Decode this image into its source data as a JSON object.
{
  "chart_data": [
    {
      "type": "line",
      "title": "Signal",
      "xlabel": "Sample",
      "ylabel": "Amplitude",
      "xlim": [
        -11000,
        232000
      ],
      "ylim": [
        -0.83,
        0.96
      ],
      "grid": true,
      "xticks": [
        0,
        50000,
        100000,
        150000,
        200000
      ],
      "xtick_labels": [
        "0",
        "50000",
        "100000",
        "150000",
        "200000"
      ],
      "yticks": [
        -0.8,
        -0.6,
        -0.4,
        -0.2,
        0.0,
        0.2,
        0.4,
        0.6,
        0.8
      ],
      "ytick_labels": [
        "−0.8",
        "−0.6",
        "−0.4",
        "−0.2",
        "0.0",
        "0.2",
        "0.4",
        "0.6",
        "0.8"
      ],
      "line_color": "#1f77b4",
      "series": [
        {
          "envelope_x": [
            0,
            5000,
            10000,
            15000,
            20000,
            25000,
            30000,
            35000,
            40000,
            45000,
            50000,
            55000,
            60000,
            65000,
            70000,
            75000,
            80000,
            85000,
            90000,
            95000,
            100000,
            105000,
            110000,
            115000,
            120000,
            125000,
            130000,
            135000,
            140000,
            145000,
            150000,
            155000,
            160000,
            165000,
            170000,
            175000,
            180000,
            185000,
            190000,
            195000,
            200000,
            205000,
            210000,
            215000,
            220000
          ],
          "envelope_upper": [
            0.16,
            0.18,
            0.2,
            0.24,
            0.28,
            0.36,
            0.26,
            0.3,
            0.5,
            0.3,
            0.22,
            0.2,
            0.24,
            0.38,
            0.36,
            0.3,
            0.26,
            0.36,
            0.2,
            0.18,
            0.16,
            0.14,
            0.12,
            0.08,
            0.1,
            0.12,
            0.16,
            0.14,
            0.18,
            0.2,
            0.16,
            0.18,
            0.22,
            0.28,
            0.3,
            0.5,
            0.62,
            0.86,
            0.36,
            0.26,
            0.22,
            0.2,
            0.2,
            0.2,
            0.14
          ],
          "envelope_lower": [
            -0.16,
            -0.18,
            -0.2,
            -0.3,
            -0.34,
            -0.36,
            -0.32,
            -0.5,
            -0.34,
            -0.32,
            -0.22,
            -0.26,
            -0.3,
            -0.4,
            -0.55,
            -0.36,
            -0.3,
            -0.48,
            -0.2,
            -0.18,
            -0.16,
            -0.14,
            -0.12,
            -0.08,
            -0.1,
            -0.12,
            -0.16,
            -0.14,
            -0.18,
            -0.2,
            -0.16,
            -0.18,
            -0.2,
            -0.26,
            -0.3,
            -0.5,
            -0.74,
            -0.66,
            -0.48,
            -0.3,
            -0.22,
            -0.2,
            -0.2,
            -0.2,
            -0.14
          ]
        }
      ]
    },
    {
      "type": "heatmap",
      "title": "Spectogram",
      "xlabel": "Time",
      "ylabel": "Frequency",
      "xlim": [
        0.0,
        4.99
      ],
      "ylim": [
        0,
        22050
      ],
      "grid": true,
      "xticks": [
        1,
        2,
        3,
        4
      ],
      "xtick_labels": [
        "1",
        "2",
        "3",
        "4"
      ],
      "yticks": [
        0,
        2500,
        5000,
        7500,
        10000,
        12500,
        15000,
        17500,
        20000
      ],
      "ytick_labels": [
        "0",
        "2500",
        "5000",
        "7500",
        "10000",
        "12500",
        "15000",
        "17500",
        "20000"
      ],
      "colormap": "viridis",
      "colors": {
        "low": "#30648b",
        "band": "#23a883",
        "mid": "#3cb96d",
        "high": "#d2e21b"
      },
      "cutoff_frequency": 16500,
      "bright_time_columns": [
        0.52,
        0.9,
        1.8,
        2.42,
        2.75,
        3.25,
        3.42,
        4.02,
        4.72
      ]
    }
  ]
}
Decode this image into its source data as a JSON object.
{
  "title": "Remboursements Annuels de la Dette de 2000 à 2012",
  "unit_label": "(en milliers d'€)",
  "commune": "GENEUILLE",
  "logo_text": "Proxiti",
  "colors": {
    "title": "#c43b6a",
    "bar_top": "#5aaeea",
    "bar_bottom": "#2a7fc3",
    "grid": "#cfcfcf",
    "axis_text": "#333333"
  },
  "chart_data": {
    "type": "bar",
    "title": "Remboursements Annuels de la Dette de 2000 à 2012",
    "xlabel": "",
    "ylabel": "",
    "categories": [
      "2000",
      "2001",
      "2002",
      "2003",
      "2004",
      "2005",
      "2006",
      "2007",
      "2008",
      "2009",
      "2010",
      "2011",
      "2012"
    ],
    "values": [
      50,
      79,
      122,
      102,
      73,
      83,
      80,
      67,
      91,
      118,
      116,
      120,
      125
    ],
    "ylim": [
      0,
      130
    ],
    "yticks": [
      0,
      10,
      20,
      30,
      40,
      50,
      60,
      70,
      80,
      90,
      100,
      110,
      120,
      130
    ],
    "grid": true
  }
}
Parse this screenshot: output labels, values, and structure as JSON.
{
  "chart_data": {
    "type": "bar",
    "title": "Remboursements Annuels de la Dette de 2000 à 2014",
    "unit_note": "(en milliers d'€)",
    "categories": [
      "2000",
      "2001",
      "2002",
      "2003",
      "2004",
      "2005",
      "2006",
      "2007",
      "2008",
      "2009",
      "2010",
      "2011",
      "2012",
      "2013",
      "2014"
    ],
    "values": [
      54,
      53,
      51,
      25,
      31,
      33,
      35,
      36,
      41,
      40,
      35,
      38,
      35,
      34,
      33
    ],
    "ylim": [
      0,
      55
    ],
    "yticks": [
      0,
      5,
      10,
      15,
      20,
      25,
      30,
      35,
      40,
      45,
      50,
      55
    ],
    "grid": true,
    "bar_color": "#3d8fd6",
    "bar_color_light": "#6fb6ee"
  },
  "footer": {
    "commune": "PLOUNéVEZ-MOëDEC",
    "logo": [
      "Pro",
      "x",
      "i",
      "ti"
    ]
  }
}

Written request =>
Output all of the data again, exactly.

Solution for this problem =>
Decode this image into its source data as a JSON object.
{
  "chart_data": [
    {
      "type": "line",
      "title": "Signal",
      "xlabel": "Sample",
      "ylabel": "Amplitude",
      "xlim": [
        -11000,
        232000
      ],
      "ylim": [
        -0.83,
        0.96
      ],
      "grid": true,
      "xticks": [
        0,
        50000,
        100000,
        150000,
        200000
      ],
      "xtick_labels": [
        "0",
        "50000",
        "100000",
        "150000",
        "200000"
      ],
      "yticks": [
        -0.8,
        -0.6,
        -0.4,
        -0.2,
        0.0,
        0.2,
        0.4,
        0.6,
        0.8
      ],
      "ytick_labels": [
        "−0.8",
        "−0.6",
        "−0.4",
        "−0.2",
        "0.0",
        "0.2",
        "0.4",
        "0.6",
        "0.8"
      ],
      "line_color": "#1f77b4",
      "series": [
        {
          "envelope_x": [
            0,
            5000,
            10000,
            15000,
            20000,
            25000,
            30000,
            35000,
            40000,
            45000,
            50000,
            55000,
            60000,
            65000,
            70000,
            75000,
            80000,
            85000,
            90000,
            95000,
            100000,
            105000,
            110000,
            115000,
            120000,
            125000,
            130000,
            135000,
            140000,
            145000,
            150000,
            155000,
            160000,
            165000,
            170000,
            175000,
            180000,
            185000,
            190000,
            195000,
            200000,
            205000,
            210000,
            215000,
            220000
          ],
          "envelope_upper": [
            0.16,
            0.18,
            0.2,
            0.24,
            0.28,
            0.36,
            0.26,
            0.3,
            0.5,
            0.3,
            0.22,
            0.2,
            0.24,
            0.38,
            0.36,
            0.3,
            0.26,
            0.36,
            0.2,
            0.18,
            0.16,
            0.14,
            0.12,
            0.08,
            0.1,
            0.12,
            0.16,
            0.14,
            0.18,
            0.2,
            0.16,
            0.18,
            0.22,
            0.28,
            0.3,
            0.5,
            0.62,
            0.86,
            0.36,
            0.26,
            0.22,
            0.2,
            0.2,
            0.2,
            0.14
          ],
          "envelope_lower": [
            -0.16,
            -0.18,
            -0.2,
            -0.3,
            -0.34,
            -0.36,
            -0.32,
            -0.5,
            -0.34,
            -0.32,
            -0.22,
            -0.26,
            -0.3,
            -0.4,
            -0.55,
            -0.36,
            -0.3,
            -0.48,
            -0.2,
            -0.18,
            -0.16,
            -0.14,
            -0.12,
            -0.08,
            -0.1,
            -0.12,
            -0.16,
            -0.14,
            -0.18,
            -0.2,
            -0.16,
            -0.18,
            -0.2,
            -0.26,
            -0.3,
            -0.5,
            -0.74,
            -0.66,
            -0.48,
            -0.3,
            -0.22,
            -0.2,
            -0.2,
            -0.2,
            -0.14
          ]
        }
      ]
    },
    {
      "type": "heatmap",
      "title": "Spectogram",
      "xlabel": "Time",
      "ylabel": "Frequency",
      "xlim": [
        0.0,
        4.99
      ],
      "ylim": [
        0,
        22050
      ],
      "grid": true,
      "xticks": [
        1,
        2,
        3,
        4
      ],
      "xtick_labels": [
        "1",
        "2",
        "3",
        "4"
      ],
      "yticks": [
        0,
        2500,
        5000,
        7500,
        10000,
        12500,
        15000,
        17500,
        20000
      ],
      "ytick_labels": [
        "0",
        "2500",
        "5000",
        "7500",
        "10000",
        "12500",
        "15000",
        "17500",
        "20000"
      ],
      "colormap": "viridis",
      "colors": {
        "low": "#30648b",
        "band": "#23a883",
        "mid": "#3cb96d",
        "high": "#d2e21b"
      },
      "cutoff_frequency": 16500,
      "bright_time_columns": [
        0.52,
        0.9,
        1.8,
        2.42,
        2.75,
        3.25,
        3.42,
        4.02,
        4.72
      ]
    }
  ]
}
Decode this image into its source data as a JSON object.
{
  "title": "Remboursements Annuels de la Dette de 2000 à 2012",
  "unit_label": "(en milliers d'€)",
  "commune": "GENEUILLE",
  "logo_text": "Proxiti",
  "colors": {
    "title": "#c43b6a",
    "bar_top": "#5aaeea",
    "bar_bottom": "#2a7fc3",
    "grid": "#cfcfcf",
    "axis_text": "#333333"
  },
  "chart_data": {
    "type": "bar",
    "title": "Remboursements Annuels de la Dette de 2000 à 2012",
    "xlabel": "",
    "ylabel": "",
    "categories": [
      "2000",
      "2001",
      "2002",
      "2003",
      "2004",
      "2005",
      "2006",
      "2007",
      "2008",
      "2009",
      "2010",
      "2011",
      "2012"
    ],
    "values": [
      50,
      79,
      122,
      102,
      73,
      83,
      80,
      67,
      91,
      118,
      116,
      120,
      125
    ],
    "ylim": [
      0,
      130
    ],
    "yticks": [
      0,
      10,
      20,
      30,
      40,
      50,
      60,
      70,
      80,
      90,
      100,
      110,
      120,
      130
    ],
    "grid": true
  }
}
Parse this screenshot: output labels, values, and structure as JSON.
{
  "chart_data": {
    "type": "bar",
    "title": "Remboursements Annuels de la Dette de 2000 à 2014",
    "unit_note": "(en milliers d'€)",
    "categories": [
      "2000",
      "2001",
      "2002",
      "2003",
      "2004",
      "2005",
      "2006",
      "2007",
      "2008",
      "2009",
      "2010",
      "2011",
      "2012",
      "2013",
      "2014"
    ],
    "values": [
      54,
      53,
      51,
      25,
      31,
      33,
      35,
      36,
      41,
      40,
      35,
      38,
      35,
      34,
      33
    ],
    "ylim": [
      0,
      55
    ],
    "yticks": [
      0,
      5,
      10,
      15,
      20,
      25,
      30,
      35,
      40,
      45,
      50,
      55
    ],
    "grid": true,
    "bar_color": "#3d8fd6",
    "bar_color_light": "#6fb6ee"
  },
  "footer": {
    "commune": "PLOUNéVEZ-MOëDEC",
    "logo": [
      "Pro",
      "x",
      "i",
      "ti"
    ]
  }
}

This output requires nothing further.